* Given exercise
Using the listing below, copy every line that mentions "документов".

* Listing
┄┄┄┄┄┄┄┄┄┄

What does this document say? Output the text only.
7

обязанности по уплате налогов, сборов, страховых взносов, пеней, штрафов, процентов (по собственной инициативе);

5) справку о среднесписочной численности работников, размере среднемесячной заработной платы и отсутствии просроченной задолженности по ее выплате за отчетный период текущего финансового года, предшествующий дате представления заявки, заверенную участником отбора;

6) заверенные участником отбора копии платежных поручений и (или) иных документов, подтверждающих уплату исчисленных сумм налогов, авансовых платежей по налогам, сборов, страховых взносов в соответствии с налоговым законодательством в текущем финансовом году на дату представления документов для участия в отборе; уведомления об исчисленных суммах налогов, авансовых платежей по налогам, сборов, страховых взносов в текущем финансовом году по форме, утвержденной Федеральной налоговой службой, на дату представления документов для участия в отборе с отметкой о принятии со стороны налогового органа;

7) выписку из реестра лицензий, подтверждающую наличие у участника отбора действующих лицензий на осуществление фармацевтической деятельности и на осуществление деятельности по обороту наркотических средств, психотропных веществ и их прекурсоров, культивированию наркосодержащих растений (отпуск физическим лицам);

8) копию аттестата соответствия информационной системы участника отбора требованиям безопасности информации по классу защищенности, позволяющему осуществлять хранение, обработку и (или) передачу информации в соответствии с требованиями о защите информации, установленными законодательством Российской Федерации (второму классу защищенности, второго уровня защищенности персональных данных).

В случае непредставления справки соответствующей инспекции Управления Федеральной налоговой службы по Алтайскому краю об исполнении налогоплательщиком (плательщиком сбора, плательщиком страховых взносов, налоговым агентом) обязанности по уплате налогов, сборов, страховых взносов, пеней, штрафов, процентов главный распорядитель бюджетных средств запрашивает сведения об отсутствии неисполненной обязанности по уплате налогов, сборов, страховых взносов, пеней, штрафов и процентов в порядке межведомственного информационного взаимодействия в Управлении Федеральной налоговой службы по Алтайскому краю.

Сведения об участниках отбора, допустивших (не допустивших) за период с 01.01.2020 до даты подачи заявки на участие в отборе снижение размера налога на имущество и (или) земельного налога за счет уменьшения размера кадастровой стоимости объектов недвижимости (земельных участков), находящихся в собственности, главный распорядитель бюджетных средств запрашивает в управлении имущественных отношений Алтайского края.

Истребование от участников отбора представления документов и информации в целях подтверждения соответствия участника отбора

┄┄┄┄┄┄┄┄┄┄

* Solution
6) заверенные участником отбора копии платежных поручений и (или) иных документов, подтверждающих уплату исчисленных сумм налогов, авансовых платежей по налогам, сборов, страховых взносов в соответствии с налоговым законодательством в текущем финансовом году на дату представления документов для участия в отборе; уведомления об исчисленных суммах налогов, авансовых платежей по налогам, сборов, страховых взносов в текущем финансовом году по форме, утвержденной Федеральной налоговой службой, на дату представления документов для участия в отборе с отметкой о принятии со стороны налогового органа;
Истребование от участников отбора представления документов и информации в целях подтверждения соответствия участника отбора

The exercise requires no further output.